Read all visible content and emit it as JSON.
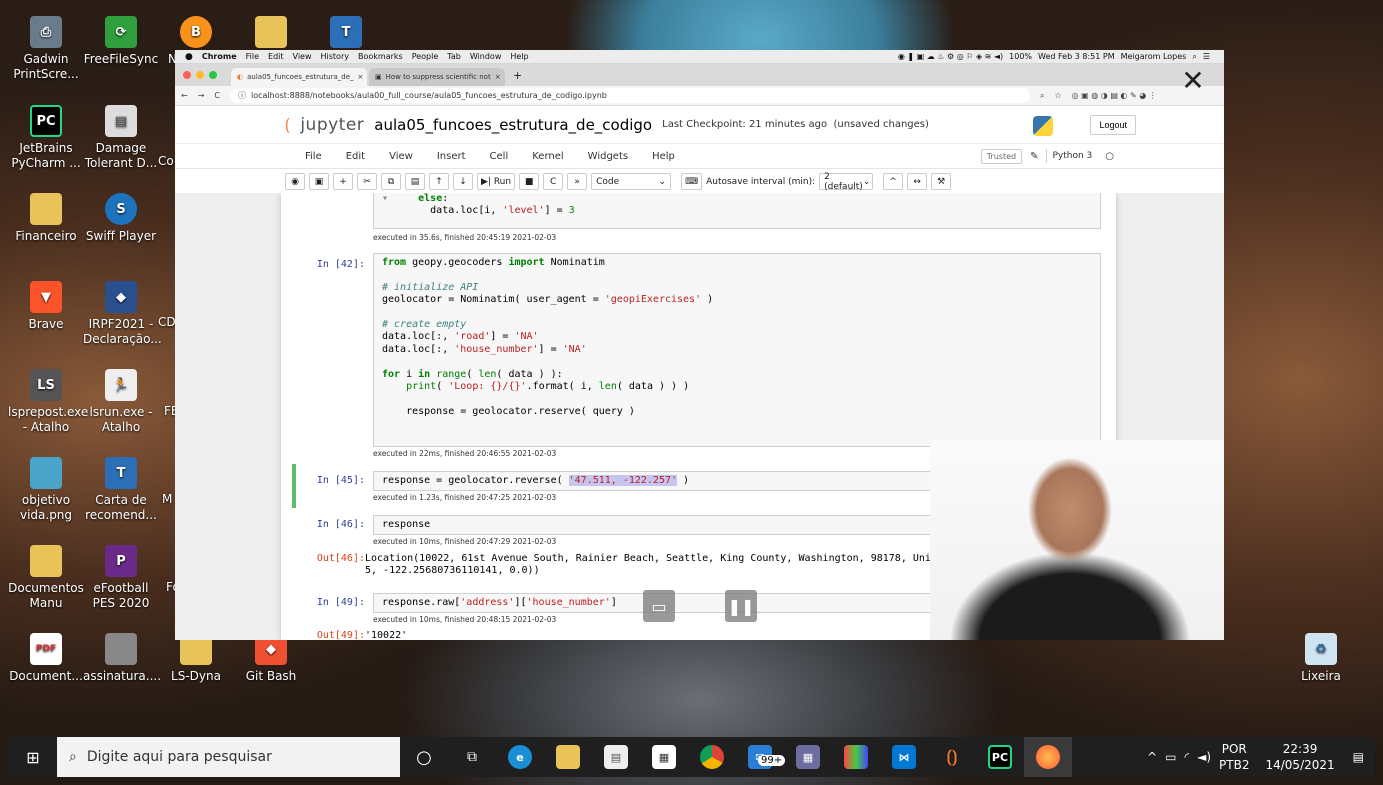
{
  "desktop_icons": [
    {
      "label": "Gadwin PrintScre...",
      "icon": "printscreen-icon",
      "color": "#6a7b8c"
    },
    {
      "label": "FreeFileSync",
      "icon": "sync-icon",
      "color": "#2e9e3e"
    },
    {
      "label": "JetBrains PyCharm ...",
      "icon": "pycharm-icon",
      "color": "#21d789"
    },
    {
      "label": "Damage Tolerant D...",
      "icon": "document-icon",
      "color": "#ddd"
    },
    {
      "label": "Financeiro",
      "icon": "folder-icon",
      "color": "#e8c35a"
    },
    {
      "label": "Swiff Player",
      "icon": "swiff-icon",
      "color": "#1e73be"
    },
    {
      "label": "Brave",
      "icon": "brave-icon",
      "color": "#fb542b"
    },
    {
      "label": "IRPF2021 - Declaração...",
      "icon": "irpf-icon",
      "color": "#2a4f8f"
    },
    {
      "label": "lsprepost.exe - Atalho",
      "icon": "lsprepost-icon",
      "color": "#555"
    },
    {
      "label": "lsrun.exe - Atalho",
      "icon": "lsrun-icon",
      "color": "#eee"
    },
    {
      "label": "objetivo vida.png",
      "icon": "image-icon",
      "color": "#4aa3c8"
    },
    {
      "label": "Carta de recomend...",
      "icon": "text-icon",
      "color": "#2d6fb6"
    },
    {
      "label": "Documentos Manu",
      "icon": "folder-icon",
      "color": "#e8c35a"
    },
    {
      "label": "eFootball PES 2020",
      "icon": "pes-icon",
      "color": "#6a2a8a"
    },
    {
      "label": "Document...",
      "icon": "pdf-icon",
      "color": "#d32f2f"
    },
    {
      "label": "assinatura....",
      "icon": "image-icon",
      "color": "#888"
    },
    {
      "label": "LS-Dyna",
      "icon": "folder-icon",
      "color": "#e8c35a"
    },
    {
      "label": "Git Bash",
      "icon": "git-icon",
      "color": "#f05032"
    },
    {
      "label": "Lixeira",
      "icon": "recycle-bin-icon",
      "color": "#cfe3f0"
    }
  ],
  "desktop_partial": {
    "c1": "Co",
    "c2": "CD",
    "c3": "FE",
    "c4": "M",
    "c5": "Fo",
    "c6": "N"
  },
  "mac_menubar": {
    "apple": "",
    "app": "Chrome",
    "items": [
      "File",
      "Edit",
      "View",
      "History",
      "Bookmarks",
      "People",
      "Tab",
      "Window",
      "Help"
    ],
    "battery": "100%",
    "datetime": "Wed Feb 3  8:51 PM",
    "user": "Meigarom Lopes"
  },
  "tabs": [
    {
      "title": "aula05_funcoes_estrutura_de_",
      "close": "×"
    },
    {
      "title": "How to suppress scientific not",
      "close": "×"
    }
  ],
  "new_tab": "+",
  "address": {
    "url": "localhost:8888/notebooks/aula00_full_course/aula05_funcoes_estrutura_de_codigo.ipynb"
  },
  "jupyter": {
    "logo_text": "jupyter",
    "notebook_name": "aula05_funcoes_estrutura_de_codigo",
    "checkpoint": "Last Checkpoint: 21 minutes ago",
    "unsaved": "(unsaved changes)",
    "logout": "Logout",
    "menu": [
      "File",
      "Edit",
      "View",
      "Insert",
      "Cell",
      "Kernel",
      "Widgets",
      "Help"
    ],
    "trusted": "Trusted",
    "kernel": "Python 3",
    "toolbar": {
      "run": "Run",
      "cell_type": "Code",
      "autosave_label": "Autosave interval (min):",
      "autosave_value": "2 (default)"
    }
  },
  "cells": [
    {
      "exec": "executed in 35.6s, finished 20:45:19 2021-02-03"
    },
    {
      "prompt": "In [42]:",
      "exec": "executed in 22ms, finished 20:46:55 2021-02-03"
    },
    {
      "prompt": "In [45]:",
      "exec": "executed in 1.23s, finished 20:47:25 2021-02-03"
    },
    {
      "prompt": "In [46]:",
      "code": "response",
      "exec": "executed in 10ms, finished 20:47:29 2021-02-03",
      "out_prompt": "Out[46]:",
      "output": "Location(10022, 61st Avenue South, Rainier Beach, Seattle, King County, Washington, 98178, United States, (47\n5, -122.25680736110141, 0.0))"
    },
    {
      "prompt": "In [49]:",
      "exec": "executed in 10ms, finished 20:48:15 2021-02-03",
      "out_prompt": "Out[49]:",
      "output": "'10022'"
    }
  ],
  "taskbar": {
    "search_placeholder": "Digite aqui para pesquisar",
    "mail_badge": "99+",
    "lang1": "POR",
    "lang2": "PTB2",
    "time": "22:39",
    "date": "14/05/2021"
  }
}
+ + + +
→ **Direction**: The records above should be reproduced exactly, with no pictures included.

→ **Task response**:
Read all visible content and emit it as JSON.
{
  "desktop_icons": [
    {
      "label": "Gadwin PrintScre...",
      "icon": "printscreen-icon",
      "color": "#6a7b8c"
    },
    {
      "label": "FreeFileSync",
      "icon": "sync-icon",
      "color": "#2e9e3e"
    },
    {
      "label": "JetBrains PyCharm ...",
      "icon": "pycharm-icon",
      "color": "#21d789"
    },
    {
      "label": "Damage Tolerant D...",
      "icon": "document-icon",
      "color": "#ddd"
    },
    {
      "label": "Financeiro",
      "icon": "folder-icon",
      "color": "#e8c35a"
    },
    {
      "label": "Swiff Player",
      "icon": "swiff-icon",
      "color": "#1e73be"
    },
    {
      "label": "Brave",
      "icon": "brave-icon",
      "color": "#fb542b"
    },
    {
      "label": "IRPF2021 - Declaração...",
      "icon": "irpf-icon",
      "color": "#2a4f8f"
    },
    {
      "label": "lsprepost.exe - Atalho",
      "icon": "lsprepost-icon",
      "color": "#555"
    },
    {
      "label": "lsrun.exe - Atalho",
      "icon": "lsrun-icon",
      "color": "#eee"
    },
    {
      "label": "objetivo vida.png",
      "icon": "image-icon",
      "color": "#4aa3c8"
    },
    {
      "label": "Carta de recomend...",
      "icon": "text-icon",
      "color": "#2d6fb6"
    },
    {
      "label": "Documentos Manu",
      "icon": "folder-icon",
      "color": "#e8c35a"
    },
    {
      "label": "eFootball PES 2020",
      "icon": "pes-icon",
      "color": "#6a2a8a"
    },
    {
      "label": "Document...",
      "icon": "pdf-icon",
      "color": "#d32f2f"
    },
    {
      "label": "assinatura....",
      "icon": "image-icon",
      "color": "#888"
    },
    {
      "label": "LS-Dyna",
      "icon": "folder-icon",
      "color": "#e8c35a"
    },
    {
      "label": "Git Bash",
      "icon": "git-icon",
      "color": "#f05032"
    },
    {
      "label": "Lixeira",
      "icon": "recycle-bin-icon",
      "color": "#cfe3f0"
    }
  ],
  "desktop_partial": {
    "c1": "Co",
    "c2": "CD",
    "c3": "FE",
    "c4": "M",
    "c5": "Fo",
    "c6": "N"
  },
  "mac_menubar": {
    "apple": "",
    "app": "Chrome",
    "items": [
      "File",
      "Edit",
      "View",
      "History",
      "Bookmarks",
      "People",
      "Tab",
      "Window",
      "Help"
    ],
    "battery": "100%",
    "datetime": "Wed Feb 3  8:51 PM",
    "user": "Meigarom Lopes"
  },
  "tabs": [
    {
      "title": "aula05_funcoes_estrutura_de_",
      "close": "×"
    },
    {
      "title": "How to suppress scientific not",
      "close": "×"
    }
  ],
  "new_tab": "+",
  "address": {
    "url": "localhost:8888/notebooks/aula00_full_course/aula05_funcoes_estrutura_de_codigo.ipynb"
  },
  "jupyter": {
    "logo_text": "jupyter",
    "notebook_name": "aula05_funcoes_estrutura_de_codigo",
    "checkpoint": "Last Checkpoint: 21 minutes ago",
    "unsaved": "(unsaved changes)",
    "logout": "Logout",
    "menu": [
      "File",
      "Edit",
      "View",
      "Insert",
      "Cell",
      "Kernel",
      "Widgets",
      "Help"
    ],
    "trusted": "Trusted",
    "kernel": "Python 3",
    "toolbar": {
      "run": "Run",
      "cell_type": "Code",
      "autosave_label": "Autosave interval (min):",
      "autosave_value": "2 (default)"
    }
  },
  "cells": [
    {
      "exec": "executed in 35.6s, finished 20:45:19 2021-02-03"
    },
    {
      "prompt": "In [42]:",
      "exec": "executed in 22ms, finished 20:46:55 2021-02-03"
    },
    {
      "prompt": "In [45]:",
      "exec": "executed in 1.23s, finished 20:47:25 2021-02-03"
    },
    {
      "prompt": "In [46]:",
      "code": "response",
      "exec": "executed in 10ms, finished 20:47:29 2021-02-03",
      "out_prompt": "Out[46]:",
      "output": "Location(10022, 61st Avenue South, Rainier Beach, Seattle, King County, Washington, 98178, United States, (47\n5, -122.25680736110141, 0.0))"
    },
    {
      "prompt": "In [49]:",
      "exec": "executed in 10ms, finished 20:48:15 2021-02-03",
      "out_prompt": "Out[49]:",
      "output": "'10022'"
    }
  ],
  "taskbar": {
    "search_placeholder": "Digite aqui para pesquisar",
    "mail_badge": "99+",
    "lang1": "POR",
    "lang2": "PTB2",
    "time": "22:39",
    "date": "14/05/2021"
  }
}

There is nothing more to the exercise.